◆ Set exercise
Reproduce each line that includes the word "name".

◆ Materials provided
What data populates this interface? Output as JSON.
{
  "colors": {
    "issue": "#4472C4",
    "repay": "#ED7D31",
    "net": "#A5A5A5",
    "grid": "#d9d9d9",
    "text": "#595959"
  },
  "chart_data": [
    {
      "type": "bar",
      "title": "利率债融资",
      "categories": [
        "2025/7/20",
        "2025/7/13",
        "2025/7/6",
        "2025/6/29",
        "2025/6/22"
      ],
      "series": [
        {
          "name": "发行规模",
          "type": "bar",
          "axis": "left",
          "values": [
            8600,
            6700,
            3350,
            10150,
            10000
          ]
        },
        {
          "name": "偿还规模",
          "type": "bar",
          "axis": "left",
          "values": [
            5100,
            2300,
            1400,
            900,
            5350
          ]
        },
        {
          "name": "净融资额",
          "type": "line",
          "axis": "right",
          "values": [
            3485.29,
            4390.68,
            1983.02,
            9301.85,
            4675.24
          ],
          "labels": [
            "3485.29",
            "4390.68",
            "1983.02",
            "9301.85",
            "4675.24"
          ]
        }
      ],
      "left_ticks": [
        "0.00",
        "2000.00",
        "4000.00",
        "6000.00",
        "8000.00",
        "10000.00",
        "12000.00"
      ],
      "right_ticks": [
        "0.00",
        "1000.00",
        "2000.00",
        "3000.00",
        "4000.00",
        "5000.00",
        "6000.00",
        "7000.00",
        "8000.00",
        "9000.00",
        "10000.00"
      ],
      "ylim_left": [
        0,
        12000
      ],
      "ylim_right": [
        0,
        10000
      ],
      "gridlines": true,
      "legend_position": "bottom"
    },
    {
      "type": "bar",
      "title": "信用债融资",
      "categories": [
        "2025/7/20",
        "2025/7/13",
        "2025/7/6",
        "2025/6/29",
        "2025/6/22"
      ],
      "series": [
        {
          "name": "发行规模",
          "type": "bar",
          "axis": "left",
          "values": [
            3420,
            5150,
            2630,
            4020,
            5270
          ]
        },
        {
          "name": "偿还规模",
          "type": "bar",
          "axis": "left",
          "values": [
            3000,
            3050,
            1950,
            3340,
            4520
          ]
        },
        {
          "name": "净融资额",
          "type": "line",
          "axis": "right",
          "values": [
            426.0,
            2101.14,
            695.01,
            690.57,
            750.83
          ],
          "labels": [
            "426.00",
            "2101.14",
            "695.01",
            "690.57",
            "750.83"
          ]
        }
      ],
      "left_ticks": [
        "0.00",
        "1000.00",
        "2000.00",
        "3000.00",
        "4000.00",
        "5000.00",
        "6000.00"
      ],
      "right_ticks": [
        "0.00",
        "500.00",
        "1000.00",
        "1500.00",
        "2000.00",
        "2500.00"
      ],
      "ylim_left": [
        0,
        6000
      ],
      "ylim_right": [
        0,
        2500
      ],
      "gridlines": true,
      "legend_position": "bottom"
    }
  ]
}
--
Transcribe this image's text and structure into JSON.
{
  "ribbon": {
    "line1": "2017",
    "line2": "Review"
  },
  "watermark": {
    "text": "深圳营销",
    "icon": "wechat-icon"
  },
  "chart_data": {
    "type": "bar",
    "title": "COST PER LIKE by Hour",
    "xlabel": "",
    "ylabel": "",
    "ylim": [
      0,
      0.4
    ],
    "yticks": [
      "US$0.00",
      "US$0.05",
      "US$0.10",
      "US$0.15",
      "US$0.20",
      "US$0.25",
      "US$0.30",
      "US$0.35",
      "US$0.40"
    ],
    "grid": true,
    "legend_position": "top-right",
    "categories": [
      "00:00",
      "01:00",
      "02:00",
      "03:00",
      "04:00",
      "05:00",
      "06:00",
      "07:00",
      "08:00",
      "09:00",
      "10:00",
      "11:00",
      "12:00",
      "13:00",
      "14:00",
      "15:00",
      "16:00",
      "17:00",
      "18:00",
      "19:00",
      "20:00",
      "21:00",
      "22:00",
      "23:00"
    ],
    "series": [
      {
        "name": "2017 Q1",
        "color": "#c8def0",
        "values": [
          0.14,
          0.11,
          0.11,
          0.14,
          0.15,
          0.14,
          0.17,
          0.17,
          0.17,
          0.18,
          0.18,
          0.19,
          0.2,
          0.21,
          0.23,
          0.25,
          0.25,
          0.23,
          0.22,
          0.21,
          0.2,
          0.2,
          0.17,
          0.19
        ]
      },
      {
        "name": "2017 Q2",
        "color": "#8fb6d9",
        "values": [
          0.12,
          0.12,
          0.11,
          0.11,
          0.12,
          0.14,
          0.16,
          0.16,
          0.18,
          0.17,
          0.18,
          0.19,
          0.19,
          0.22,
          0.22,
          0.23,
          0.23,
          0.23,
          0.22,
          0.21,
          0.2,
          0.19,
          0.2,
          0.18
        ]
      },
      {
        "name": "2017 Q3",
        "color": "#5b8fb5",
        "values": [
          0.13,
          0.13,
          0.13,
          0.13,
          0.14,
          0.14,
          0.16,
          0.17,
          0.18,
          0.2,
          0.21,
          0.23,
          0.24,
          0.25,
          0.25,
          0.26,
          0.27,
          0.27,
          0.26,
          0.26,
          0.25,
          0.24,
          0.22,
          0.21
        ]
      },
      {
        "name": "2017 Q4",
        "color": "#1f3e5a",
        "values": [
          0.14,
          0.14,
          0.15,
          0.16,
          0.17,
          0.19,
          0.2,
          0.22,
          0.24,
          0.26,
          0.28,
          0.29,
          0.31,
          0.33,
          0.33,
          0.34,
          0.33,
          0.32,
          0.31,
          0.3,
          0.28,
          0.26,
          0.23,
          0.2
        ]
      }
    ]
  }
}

◆ Task result
          "name": "发行规模",
          "name": "偿还规模",
          "name": "净融资额",
          "name": "发行规模",
          "name": "偿还规模",
          "name": "净融资额",
        "name": "2017 Q1",
        "name": "2017 Q2",
        "name": "2017 Q3",
        "name": "2017 Q4",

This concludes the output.